#### Provided text

----

Kai Pan -- Morgan Stanley -- Analyst

Okay. How big are they now relative to your portfolio?

Gregory Case -- Chief Executive Officer

Very small, very, very small. These are kind of new initiatives we've put in place. I think good representative examples are sort of steps we've taken, but they're very, very small tiny in terms of the broader overall Aon, but we think they have tremendous potential.

Kai Pan -- Morgan Stanley -- Analyst

Great, great. Thank you so much.

Operator

Our next question is coming from Elyse Greenspan of Wells Fargo. Your line is open.

Elyse Greenspan -- Wells Fargo -- Analyst

Hi, good morning. My first question. Pretty strong reinsurance growth this quarter. You guys had a pretty tougher comp last Q3 about 10% organic and you adjust for RevRec and you have a 20% comp in the fourth quarter obviously a lot of reinstatements and cap-ons after the hurricanes last year. How do you see that? Is that a headwind or is it something that you can kind of offset to a certain degree like you did this quarter?

And should we think about that being I know you highlighted the 50 basis points of kind of core underlying margin expansion year-to-date. Is that going to be a headwind in the fourth quarter just because reinsurance is such high margin business or does it help that I guess you have less revenue coming through into fourth quarter?

Gregory Case -- Chief Executive Officer

Well, listen, overall again you just have to step back and sort of look at the trend line sort of what our colleagues been able to do in reinsurance solutions, and we just highlighted it's been exceptional. If you look at the last few years and our ability to actually win new clients and do more with clients is actually continuing to progress and you're seeing that at least and that's played out sort of in the first nine months of the year.

Look, Q4 , I just want to emphasize that trend line that overall progress, it's exceptional and the team's been great on the treaty side, on the fact side, alternative side just absolutely exceptional, and I think we see that trend line. Again, we always come back to sort of those trend line, it's not a particular quarter.

As you highlight Q4 is unique. It's unique sort of in history it's, by the way, our smallest quarter as you've described. The comp is very unique. We know what was going on in the last year is going to create us sort of headwinds in the fourth quarter, no doubt, in terms of, sort of, where we are.

But the overall -- the overall time line and the overall trend has been exceptionally positive. But Q4 the comp is no doubt very, very difficult from that standpoint. Eric, anything you want to add to that?

----

#### Materials provided
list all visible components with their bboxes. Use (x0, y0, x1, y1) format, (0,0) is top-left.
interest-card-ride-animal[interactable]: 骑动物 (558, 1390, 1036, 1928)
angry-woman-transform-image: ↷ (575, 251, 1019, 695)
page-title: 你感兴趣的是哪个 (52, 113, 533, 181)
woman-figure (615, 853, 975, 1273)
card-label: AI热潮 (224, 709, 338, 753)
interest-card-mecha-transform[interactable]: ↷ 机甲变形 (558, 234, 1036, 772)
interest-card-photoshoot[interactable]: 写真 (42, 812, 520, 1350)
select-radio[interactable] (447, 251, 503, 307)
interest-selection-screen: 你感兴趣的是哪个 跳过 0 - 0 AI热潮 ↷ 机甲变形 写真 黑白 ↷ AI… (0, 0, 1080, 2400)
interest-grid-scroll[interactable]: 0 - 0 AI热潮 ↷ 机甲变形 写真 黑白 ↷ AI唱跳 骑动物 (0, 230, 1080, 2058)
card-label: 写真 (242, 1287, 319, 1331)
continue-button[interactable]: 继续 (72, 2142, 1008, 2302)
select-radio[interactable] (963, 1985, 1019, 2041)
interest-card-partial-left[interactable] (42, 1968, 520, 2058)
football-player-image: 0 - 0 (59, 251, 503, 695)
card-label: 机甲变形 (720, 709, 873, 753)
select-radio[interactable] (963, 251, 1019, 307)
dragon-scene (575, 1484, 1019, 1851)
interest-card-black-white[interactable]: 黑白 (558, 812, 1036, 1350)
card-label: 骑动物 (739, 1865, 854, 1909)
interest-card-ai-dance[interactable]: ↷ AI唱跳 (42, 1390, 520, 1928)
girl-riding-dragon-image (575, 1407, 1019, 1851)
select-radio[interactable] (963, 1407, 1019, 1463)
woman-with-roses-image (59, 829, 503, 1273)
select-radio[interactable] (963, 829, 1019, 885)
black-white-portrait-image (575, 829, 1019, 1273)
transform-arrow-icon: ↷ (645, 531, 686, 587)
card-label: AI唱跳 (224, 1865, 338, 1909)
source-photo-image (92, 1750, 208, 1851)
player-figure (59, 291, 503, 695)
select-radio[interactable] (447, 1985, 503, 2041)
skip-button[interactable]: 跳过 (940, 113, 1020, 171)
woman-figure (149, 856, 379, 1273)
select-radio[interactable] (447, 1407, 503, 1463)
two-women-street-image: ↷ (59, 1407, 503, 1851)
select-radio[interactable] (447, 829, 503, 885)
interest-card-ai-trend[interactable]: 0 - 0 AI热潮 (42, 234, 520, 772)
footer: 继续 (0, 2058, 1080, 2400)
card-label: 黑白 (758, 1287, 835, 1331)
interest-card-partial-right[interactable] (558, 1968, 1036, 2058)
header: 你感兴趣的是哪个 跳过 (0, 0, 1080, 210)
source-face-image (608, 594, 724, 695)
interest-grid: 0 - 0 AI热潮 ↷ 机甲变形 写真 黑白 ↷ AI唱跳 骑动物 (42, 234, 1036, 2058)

----

#### Given problem 1
Answer these from the transcript:
(a) Which firm is Elyse Greenspan with?
(b) How many basis points of core underlying margin expansion year-to-date does Elyse Greenspan mention?
(c) Which quarter does Gregory Case call Aon's smallest?
#### Given problem 2
Return the entries unchanged, starting from the first line of the entries and stopping after the line that contains "footer: 继续 (0, 2058, 1080, 2400)".
The entries are unrelated to the transcript.

#### Complete answer 1
(a) Wells Fargo
(b) 50 basis points
(c) The fourth quarter (Q4)

#### Complete answer 2
list all visible components with their bboxes. Use (x0, y0, x1, y1) format, (0,0) is top-left.
interest-card-ride-animal[interactable]: 骑动物 (558, 1390, 1036, 1928)
angry-woman-transform-image: ↷ (575, 251, 1019, 695)
page-title: 你感兴趣的是哪个 (52, 113, 533, 181)
woman-figure (615, 853, 975, 1273)
card-label: AI热潮 (224, 709, 338, 753)
interest-card-mecha-transform[interactable]: ↷ 机甲变形 (558, 234, 1036, 772)
interest-card-photoshoot[interactable]: 写真 (42, 812, 520, 1350)
select-radio[interactable] (447, 251, 503, 307)
interest-selection-screen: 你感兴趣的是哪个 跳过 0 - 0 AI热潮 ↷ 机甲变形 写真 黑白 ↷ AI… (0, 0, 1080, 2400)
interest-grid-scroll[interactable]: 0 - 0 AI热潮 ↷ 机甲变形 写真 黑白 ↷ AI唱跳 骑动物 (0, 230, 1080, 2058)
card-label: 写真 (242, 1287, 319, 1331)
continue-button[interactable]: 继续 (72, 2142, 1008, 2302)
select-radio[interactable] (963, 1985, 1019, 2041)
interest-card-partial-left[interactable] (42, 1968, 520, 2058)
football-player-image: 0 - 0 (59, 251, 503, 695)
card-label: 机甲变形 (720, 709, 873, 753)
select-radio[interactable] (963, 251, 1019, 307)
dragon-scene (575, 1484, 1019, 1851)
interest-card-black-white[interactable]: 黑白 (558, 812, 1036, 1350)
card-label: 骑动物 (739, 1865, 854, 1909)
interest-card-ai-dance[interactable]: ↷ AI唱跳 (42, 1390, 520, 1928)
girl-riding-dragon-image (575, 1407, 1019, 1851)
select-radio[interactable] (963, 1407, 1019, 1463)
woman-with-roses-image (59, 829, 503, 1273)
select-radio[interactable] (963, 829, 1019, 885)
black-white-portrait-image (575, 829, 1019, 1273)
transform-arrow-icon: ↷ (645, 531, 686, 587)
card-label: AI唱跳 (224, 1865, 338, 1909)
source-photo-image (92, 1750, 208, 1851)
player-figure (59, 291, 503, 695)
select-radio[interactable] (447, 1985, 503, 2041)
skip-button[interactable]: 跳过 (940, 113, 1020, 171)
woman-figure (149, 856, 379, 1273)
select-radio[interactable] (447, 1407, 503, 1463)
two-women-street-image: ↷ (59, 1407, 503, 1851)
select-radio[interactable] (447, 829, 503, 885)
interest-card-ai-trend[interactable]: 0 - 0 AI热潮 (42, 234, 520, 772)
footer: 继续 (0, 2058, 1080, 2400)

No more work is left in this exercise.